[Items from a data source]
****************
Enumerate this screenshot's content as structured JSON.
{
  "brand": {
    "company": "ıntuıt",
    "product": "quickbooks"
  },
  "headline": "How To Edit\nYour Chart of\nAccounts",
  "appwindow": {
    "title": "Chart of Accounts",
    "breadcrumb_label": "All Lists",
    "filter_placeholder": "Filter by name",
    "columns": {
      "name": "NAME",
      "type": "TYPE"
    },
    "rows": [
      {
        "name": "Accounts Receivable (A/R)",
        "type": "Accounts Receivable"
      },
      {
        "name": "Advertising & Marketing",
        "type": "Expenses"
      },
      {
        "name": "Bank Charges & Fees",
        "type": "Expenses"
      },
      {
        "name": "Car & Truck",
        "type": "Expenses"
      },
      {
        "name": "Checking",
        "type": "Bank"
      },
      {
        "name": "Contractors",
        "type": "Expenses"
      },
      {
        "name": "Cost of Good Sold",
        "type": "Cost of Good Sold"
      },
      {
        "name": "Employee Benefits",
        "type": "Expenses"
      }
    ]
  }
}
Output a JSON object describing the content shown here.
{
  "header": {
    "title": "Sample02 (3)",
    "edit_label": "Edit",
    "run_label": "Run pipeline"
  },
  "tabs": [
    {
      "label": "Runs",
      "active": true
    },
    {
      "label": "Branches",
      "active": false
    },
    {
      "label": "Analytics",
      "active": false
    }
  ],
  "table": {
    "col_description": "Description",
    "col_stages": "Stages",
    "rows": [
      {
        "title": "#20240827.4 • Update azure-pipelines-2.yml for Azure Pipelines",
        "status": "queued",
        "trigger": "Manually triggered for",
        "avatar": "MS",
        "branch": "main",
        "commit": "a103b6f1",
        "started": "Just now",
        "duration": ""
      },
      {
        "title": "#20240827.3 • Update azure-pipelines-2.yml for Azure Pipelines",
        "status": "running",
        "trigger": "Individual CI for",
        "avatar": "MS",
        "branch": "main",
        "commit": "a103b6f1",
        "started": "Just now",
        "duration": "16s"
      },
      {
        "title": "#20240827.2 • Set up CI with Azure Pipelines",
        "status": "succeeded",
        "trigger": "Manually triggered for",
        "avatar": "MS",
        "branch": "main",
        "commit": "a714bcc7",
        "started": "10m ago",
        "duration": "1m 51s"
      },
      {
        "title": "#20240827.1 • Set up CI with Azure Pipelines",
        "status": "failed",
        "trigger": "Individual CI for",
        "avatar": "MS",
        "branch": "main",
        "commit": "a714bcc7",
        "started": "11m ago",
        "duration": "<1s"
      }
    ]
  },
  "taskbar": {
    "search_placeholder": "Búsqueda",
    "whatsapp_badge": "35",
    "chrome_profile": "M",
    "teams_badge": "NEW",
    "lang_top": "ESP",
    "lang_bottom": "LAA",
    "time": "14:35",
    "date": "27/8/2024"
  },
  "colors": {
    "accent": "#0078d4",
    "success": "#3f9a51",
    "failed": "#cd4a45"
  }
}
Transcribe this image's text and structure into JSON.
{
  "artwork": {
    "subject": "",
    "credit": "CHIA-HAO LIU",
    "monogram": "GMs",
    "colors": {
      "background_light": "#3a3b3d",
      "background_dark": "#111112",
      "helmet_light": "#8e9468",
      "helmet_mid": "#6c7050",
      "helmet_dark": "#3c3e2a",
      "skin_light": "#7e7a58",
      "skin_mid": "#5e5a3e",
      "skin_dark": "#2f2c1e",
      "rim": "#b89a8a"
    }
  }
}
****************
### Problem requirements:
Return the listing above in full, character for character.

### Answer to the exercise:
Enumerate this screenshot's content as structured JSON.
{
  "brand": {
    "company": "ıntuıt",
    "product": "quickbooks"
  },
  "headline": "How To Edit\nYour Chart of\nAccounts",
  "appwindow": {
    "title": "Chart of Accounts",
    "breadcrumb_label": "All Lists",
    "filter_placeholder": "Filter by name",
    "columns": {
      "name": "NAME",
      "type": "TYPE"
    },
    "rows": [
      {
        "name": "Accounts Receivable (A/R)",
        "type": "Accounts Receivable"
      },
      {
        "name": "Advertising & Marketing",
        "type": "Expenses"
      },
      {
        "name": "Bank Charges & Fees",
        "type": "Expenses"
      },
      {
        "name": "Car & Truck",
        "type": "Expenses"
      },
      {
        "name": "Checking",
        "type": "Bank"
      },
      {
        "name": "Contractors",
        "type": "Expenses"
      },
      {
        "name": "Cost of Good Sold",
        "type": "Cost of Good Sold"
      },
      {
        "name": "Employee Benefits",
        "type": "Expenses"
      }
    ]
  }
}
Output a JSON object describing the content shown here.
{
  "header": {
    "title": "Sample02 (3)",
    "edit_label": "Edit",
    "run_label": "Run pipeline"
  },
  "tabs": [
    {
      "label": "Runs",
      "active": true
    },
    {
      "label": "Branches",
      "active": false
    },
    {
      "label": "Analytics",
      "active": false
    }
  ],
  "table": {
    "col_description": "Description",
    "col_stages": "Stages",
    "rows": [
      {
        "title": "#20240827.4 • Update azure-pipelines-2.yml for Azure Pipelines",
        "status": "queued",
        "trigger": "Manually triggered for",
        "avatar": "MS",
        "branch": "main",
        "commit": "a103b6f1",
        "started": "Just now",
        "duration": ""
      },
      {
        "title": "#20240827.3 • Update azure-pipelines-2.yml for Azure Pipelines",
        "status": "running",
        "trigger": "Individual CI for",
        "avatar": "MS",
        "branch": "main",
        "commit": "a103b6f1",
        "started": "Just now",
        "duration": "16s"
      },
      {
        "title": "#20240827.2 • Set up CI with Azure Pipelines",
        "status": "succeeded",
        "trigger": "Manually triggered for",
        "avatar": "MS",
        "branch": "main",
        "commit": "a714bcc7",
        "started": "10m ago",
        "duration": "1m 51s"
      },
      {
        "title": "#20240827.1 • Set up CI with Azure Pipelines",
        "status": "failed",
        "trigger": "Individual CI for",
        "avatar": "MS",
        "branch": "main",
        "commit": "a714bcc7",
        "started": "11m ago",
        "duration": "<1s"
      }
    ]
  },
  "taskbar": {
    "search_placeholder": "Búsqueda",
    "whatsapp_badge": "35",
    "chrome_profile": "M",
    "teams_badge": "NEW",
    "lang_top": "ESP",
    "lang_bottom": "LAA",
    "time": "14:35",
    "date": "27/8/2024"
  },
  "colors": {
    "accent": "#0078d4",
    "success": "#3f9a51",
    "failed": "#cd4a45"
  }
}
Transcribe this image's text and structure into JSON.
{
  "artwork": {
    "subject": "",
    "credit": "CHIA-HAO LIU",
    "monogram": "GMs",
    "colors": {
      "background_light": "#3a3b3d",
      "background_dark": "#111112",
      "helmet_light": "#8e9468",
      "helmet_mid": "#6c7050",
      "helmet_dark": "#3c3e2a",
      "skin_light": "#7e7a58",
      "skin_mid": "#5e5a3e",
      "skin_dark": "#2f2c1e",
      "rim": "#b89a8a"
    }
  }
}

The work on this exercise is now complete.